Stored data
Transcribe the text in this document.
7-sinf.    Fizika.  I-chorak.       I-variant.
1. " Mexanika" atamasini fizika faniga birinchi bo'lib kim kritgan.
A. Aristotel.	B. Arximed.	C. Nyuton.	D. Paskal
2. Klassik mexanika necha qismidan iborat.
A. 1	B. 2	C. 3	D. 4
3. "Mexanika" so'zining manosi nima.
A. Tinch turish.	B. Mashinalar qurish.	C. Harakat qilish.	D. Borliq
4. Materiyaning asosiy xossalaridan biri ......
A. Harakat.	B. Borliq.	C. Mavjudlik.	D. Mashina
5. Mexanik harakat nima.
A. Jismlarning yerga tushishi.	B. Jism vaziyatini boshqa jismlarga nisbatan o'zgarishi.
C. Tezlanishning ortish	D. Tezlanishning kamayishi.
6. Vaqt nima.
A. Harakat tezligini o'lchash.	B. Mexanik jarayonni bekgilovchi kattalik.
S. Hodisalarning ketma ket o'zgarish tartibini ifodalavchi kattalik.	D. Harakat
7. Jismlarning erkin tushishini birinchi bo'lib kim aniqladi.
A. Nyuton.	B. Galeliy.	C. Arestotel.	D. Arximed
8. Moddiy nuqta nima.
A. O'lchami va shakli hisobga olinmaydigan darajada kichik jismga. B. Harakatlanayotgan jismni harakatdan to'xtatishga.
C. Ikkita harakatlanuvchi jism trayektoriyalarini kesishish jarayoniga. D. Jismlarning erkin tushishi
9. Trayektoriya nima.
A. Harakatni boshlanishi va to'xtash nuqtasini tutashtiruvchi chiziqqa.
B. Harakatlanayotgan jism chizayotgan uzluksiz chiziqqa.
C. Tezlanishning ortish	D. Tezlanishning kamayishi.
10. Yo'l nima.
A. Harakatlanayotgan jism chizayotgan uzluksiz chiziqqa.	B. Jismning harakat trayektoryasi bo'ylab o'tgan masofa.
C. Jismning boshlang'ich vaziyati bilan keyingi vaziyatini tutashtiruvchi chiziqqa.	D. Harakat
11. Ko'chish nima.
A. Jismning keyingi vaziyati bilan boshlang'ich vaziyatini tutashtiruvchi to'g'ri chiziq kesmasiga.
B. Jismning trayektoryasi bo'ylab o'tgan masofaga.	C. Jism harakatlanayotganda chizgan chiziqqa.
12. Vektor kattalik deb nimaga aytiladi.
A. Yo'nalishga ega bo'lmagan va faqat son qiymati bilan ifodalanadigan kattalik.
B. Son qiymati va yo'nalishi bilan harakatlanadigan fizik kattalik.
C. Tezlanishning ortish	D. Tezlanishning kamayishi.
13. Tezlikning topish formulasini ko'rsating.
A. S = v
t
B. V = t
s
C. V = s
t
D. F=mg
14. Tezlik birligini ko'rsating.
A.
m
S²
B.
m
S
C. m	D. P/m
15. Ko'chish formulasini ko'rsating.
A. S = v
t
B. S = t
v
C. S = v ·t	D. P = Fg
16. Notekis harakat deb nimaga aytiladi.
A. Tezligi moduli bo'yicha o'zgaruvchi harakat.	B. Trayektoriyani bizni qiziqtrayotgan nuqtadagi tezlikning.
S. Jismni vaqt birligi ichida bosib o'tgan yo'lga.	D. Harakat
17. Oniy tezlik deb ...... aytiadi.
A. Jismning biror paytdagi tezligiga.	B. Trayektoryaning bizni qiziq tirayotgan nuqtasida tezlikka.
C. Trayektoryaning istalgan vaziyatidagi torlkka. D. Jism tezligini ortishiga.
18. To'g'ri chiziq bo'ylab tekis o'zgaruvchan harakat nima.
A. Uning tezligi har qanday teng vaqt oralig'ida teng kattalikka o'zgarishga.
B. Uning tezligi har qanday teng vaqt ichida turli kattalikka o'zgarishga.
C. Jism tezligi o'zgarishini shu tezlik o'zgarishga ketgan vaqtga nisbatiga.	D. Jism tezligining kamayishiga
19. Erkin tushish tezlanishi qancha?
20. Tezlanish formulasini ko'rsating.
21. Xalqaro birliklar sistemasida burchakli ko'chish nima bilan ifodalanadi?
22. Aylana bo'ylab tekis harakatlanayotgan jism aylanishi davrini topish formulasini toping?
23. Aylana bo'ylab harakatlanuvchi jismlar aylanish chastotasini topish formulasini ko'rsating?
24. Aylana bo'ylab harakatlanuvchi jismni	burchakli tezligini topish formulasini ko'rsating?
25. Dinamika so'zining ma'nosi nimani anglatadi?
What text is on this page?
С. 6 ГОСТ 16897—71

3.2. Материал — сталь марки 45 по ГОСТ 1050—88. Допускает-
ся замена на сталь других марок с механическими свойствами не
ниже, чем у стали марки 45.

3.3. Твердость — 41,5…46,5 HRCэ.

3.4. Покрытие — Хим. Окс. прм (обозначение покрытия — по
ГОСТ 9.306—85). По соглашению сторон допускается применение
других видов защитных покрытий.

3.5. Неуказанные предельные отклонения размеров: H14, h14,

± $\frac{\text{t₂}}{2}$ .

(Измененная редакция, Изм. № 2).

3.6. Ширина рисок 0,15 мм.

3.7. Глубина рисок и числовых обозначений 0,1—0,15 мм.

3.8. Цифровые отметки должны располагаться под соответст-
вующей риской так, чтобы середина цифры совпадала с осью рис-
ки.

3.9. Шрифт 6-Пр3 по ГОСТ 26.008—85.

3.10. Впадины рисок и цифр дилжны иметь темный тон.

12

__TASK GOAL__.
Repeat the entries above exactly, leaving nothing out.

__ANSWER TO THE EXERCISE__.
Transcribe the text in this document.
7-sinf.    Fizika.  I-chorak.       I-variant.
1. " Mexanika" atamasini fizika faniga birinchi bo'lib kim kritgan.
A. Aristotel.	B. Arximed.	C. Nyuton.	D. Paskal
2. Klassik mexanika necha qismidan iborat.
A. 1	B. 2	C. 3	D. 4
3. "Mexanika" so'zining manosi nima.
A. Tinch turish.	B. Mashinalar qurish.	C. Harakat qilish.	D. Borliq
4. Materiyaning asosiy xossalaridan biri ......
A. Harakat.	B. Borliq.	C. Mavjudlik.	D. Mashina
5. Mexanik harakat nima.
A. Jismlarning yerga tushishi.	B. Jism vaziyatini boshqa jismlarga nisbatan o'zgarishi.
C. Tezlanishning ortish	D. Tezlanishning kamayishi.
6. Vaqt nima.
A. Harakat tezligini o'lchash.	B. Mexanik jarayonni bekgilovchi kattalik.
S. Hodisalarning ketma ket o'zgarish tartibini ifodalavchi kattalik.	D. Harakat
7. Jismlarning erkin tushishini birinchi bo'lib kim aniqladi.
A. Nyuton.	B. Galeliy.	C. Arestotel.	D. Arximed
8. Moddiy nuqta nima.
A. O'lchami va shakli hisobga olinmaydigan darajada kichik jismga. B. Harakatlanayotgan jismni harakatdan to'xtatishga.
C. Ikkita harakatlanuvchi jism trayektoriyalarini kesishish jarayoniga. D. Jismlarning erkin tushishi
9. Trayektoriya nima.
A. Harakatni boshlanishi va to'xtash nuqtasini tutashtiruvchi chiziqqa.
B. Harakatlanayotgan jism chizayotgan uzluksiz chiziqqa.
C. Tezlanishning ortish	D. Tezlanishning kamayishi.
10. Yo'l nima.
A. Harakatlanayotgan jism chizayotgan uzluksiz chiziqqa.	B. Jismning harakat trayektoryasi bo'ylab o'tgan masofa.
C. Jismning boshlang'ich vaziyati bilan keyingi vaziyatini tutashtiruvchi chiziqqa.	D. Harakat
11. Ko'chish nima.
A. Jismning keyingi vaziyati bilan boshlang'ich vaziyatini tutashtiruvchi to'g'ri chiziq kesmasiga.
B. Jismning trayektoryasi bo'ylab o'tgan masofaga.	C. Jism harakatlanayotganda chizgan chiziqqa.
12. Vektor kattalik deb nimaga aytiladi.
A. Yo'nalishga ega bo'lmagan va faqat son qiymati bilan ifodalanadigan kattalik.
B. Son qiymati va yo'nalishi bilan harakatlanadigan fizik kattalik.
C. Tezlanishning ortish	D. Tezlanishning kamayishi.
13. Tezlikning topish formulasini ko'rsating.
A. S = v
t
B. V = t
s
C. V = s
t
D. F=mg
14. Tezlik birligini ko'rsating.
A.
m
S²
B.
m
S
C. m	D. P/m
15. Ko'chish formulasini ko'rsating.
A. S = v
t
B. S = t
v
C. S = v ·t	D. P = Fg
16. Notekis harakat deb nimaga aytiladi.
A. Tezligi moduli bo'yicha o'zgaruvchi harakat.	B. Trayektoriyani bizni qiziqtrayotgan nuqtadagi tezlikning.
S. Jismni vaqt birligi ichida bosib o'tgan yo'lga.	D. Harakat
17. Oniy tezlik deb ...... aytiadi.
A. Jismning biror paytdagi tezligiga.	B. Trayektoryaning bizni qiziq tirayotgan nuqtasida tezlikka.
C. Trayektoryaning istalgan vaziyatidagi torlkka. D. Jism tezligini ortishiga.
18. To'g'ri chiziq bo'ylab tekis o'zgaruvchan harakat nima.
A. Uning tezligi har qanday teng vaqt oralig'ida teng kattalikka o'zgarishga.
B. Uning tezligi har qanday teng vaqt ichida turli kattalikka o'zgarishga.
C. Jism tezligi o'zgarishini shu tezlik o'zgarishga ketgan vaqtga nisbatiga.	D. Jism tezligining kamayishiga
19. Erkin tushish tezlanishi qancha?
20. Tezlanish formulasini ko'rsating.
21. Xalqaro birliklar sistemasida burchakli ko'chish nima bilan ifodalanadi?
22. Aylana bo'ylab tekis harakatlanayotgan jism aylanishi davrini topish formulasini toping?
23. Aylana bo'ylab harakatlanuvchi jismlar aylanish chastotasini topish formulasini ko'rsating?
24. Aylana bo'ylab harakatlanuvchi jismni	burchakli tezligini topish formulasini ko'rsating?
25. Dinamika so'zining ma'nosi nimani anglatadi?
What text is on this page?
С. 6 ГОСТ 16897—71

3.2. Материал — сталь марки 45 по ГОСТ 1050—88. Допускает-
ся замена на сталь других марок с механическими свойствами не
ниже, чем у стали марки 45.

3.3. Твердость — 41,5…46,5 HRCэ.

3.4. Покрытие — Хим. Окс. прм (обозначение покрытия — по
ГОСТ 9.306—85). По соглашению сторон допускается применение
других видов защитных покрытий.

3.5. Неуказанные предельные отклонения размеров: H14, h14,

± $\frac{\text{t₂}}{2}$ .

(Измененная редакция, Изм. № 2).

3.6. Ширина рисок 0,15 мм.

3.7. Глубина рисок и числовых обозначений 0,1—0,15 мм.

3.8. Цифровые отметки должны располагаться под соответст-
вующей риской так, чтобы середина цифры совпадала с осью рис-
ки.

3.9. Шрифт 6-Пр3 по ГОСТ 26.008—85.

3.10. Впадины рисок и цифр дилжны иметь темный тон.

12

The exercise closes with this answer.